### EXCERPTED DATA

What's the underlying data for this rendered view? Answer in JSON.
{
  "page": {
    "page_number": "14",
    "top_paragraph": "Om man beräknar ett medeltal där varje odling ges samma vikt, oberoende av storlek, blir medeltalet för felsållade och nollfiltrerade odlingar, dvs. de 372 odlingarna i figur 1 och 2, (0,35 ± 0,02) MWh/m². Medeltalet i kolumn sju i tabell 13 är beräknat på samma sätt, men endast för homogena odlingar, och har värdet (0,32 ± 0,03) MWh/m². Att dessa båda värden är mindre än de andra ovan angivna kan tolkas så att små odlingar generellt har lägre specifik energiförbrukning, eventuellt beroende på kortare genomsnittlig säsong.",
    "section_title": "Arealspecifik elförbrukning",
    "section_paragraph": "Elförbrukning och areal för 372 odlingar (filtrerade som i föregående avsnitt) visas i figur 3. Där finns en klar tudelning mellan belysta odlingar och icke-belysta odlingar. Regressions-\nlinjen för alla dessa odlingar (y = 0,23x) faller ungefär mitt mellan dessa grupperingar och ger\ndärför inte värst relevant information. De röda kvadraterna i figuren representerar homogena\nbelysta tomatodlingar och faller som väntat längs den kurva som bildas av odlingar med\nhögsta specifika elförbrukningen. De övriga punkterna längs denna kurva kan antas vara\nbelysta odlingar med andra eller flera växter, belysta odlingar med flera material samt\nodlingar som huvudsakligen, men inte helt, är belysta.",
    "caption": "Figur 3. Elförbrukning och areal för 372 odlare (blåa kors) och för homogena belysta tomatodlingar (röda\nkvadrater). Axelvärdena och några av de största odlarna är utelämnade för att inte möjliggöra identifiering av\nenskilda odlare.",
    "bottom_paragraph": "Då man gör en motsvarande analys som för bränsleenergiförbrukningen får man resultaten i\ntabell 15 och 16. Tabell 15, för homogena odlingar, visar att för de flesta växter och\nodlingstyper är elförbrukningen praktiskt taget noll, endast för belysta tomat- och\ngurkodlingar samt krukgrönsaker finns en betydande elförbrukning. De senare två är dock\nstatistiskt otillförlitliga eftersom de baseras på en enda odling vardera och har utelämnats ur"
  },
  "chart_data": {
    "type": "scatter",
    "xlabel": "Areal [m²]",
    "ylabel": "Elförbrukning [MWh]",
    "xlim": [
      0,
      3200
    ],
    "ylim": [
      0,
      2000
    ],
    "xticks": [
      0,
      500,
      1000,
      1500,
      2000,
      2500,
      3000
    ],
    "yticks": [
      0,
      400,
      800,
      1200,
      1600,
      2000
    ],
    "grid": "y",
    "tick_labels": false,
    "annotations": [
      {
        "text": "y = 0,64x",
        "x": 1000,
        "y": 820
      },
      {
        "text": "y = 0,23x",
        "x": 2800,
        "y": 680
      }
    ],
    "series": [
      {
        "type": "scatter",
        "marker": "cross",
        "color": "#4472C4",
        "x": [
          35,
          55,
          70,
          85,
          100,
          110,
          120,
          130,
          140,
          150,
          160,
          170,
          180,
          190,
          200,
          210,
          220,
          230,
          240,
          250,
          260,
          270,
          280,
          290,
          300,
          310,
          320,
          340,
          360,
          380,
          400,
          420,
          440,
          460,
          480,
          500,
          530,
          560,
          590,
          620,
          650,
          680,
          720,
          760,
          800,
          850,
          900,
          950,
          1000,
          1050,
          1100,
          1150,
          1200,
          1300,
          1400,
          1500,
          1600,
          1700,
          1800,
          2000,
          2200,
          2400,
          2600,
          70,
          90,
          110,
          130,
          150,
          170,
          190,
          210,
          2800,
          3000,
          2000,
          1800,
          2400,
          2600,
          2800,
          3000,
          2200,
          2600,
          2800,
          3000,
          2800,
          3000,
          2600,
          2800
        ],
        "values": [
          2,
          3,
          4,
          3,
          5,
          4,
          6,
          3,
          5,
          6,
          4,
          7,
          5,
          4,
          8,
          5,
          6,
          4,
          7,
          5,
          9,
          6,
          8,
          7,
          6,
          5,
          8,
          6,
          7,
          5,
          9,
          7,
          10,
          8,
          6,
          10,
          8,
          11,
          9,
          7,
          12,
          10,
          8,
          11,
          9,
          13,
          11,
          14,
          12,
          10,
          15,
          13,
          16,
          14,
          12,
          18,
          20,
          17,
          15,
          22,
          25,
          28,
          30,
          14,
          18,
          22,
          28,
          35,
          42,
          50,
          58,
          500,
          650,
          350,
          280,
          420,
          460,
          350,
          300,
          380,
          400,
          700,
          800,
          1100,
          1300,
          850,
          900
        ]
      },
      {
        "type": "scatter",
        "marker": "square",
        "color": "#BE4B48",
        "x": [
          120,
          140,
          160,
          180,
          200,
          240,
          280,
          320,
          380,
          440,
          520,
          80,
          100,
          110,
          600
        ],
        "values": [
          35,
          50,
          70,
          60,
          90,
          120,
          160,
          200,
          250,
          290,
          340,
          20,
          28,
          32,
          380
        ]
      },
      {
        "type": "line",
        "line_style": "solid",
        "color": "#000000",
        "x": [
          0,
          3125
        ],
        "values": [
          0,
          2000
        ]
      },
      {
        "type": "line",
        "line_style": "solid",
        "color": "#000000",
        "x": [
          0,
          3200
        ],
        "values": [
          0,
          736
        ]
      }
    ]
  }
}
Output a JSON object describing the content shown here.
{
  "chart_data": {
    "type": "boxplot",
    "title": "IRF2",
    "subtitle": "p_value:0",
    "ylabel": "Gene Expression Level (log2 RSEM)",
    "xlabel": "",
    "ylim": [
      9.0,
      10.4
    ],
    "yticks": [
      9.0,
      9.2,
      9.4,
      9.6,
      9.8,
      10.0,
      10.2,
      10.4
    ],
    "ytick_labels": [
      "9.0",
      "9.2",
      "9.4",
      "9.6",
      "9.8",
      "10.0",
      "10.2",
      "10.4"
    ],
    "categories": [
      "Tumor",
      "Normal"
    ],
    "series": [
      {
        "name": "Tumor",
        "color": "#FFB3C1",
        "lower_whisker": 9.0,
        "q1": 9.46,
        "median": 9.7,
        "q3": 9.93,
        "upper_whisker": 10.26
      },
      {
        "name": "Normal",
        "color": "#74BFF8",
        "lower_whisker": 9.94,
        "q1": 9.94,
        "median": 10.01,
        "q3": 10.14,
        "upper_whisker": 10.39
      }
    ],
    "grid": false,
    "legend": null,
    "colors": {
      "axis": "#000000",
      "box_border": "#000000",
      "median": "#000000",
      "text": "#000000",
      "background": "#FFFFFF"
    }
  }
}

######

• **TASK STATEMENT**: Beginning at the line containing "Output a JSON", repeat each line exactly through the last line of the entries, and include no other lines.

• **RESULT OF THE TASK**:
Output a JSON object describing the content shown here.
{
  "chart_data": {
    "type": "boxplot",
    "title": "IRF2",
    "subtitle": "p_value:0",
    "ylabel": "Gene Expression Level (log2 RSEM)",
    "xlabel": "",
    "ylim": [
      9.0,
      10.4
    ],
    "yticks": [
      9.0,
      9.2,
      9.4,
      9.6,
      9.8,
      10.0,
      10.2,
      10.4
    ],
    "ytick_labels": [
      "9.0",
      "9.2",
      "9.4",
      "9.6",
      "9.8",
      "10.0",
      "10.2",
      "10.4"
    ],
    "categories": [
      "Tumor",
      "Normal"
    ],
    "series": [
      {
        "name": "Tumor",
        "color": "#FFB3C1",
        "lower_whisker": 9.0,
        "q1": 9.46,
        "median": 9.7,
        "q3": 9.93,
        "upper_whisker": 10.26
      },
      {
        "name": "Normal",
        "color": "#74BFF8",
        "lower_whisker": 9.94,
        "q1": 9.94,
        "median": 10.01,
        "q3": 10.14,
        "upper_whisker": 10.39
      }
    ],
    "grid": false,
    "legend": null,
    "colors": {
      "axis": "#000000",
      "box_border": "#000000",
      "median": "#000000",
      "text": "#000000",
      "background": "#FFFFFF"
    }
  }
}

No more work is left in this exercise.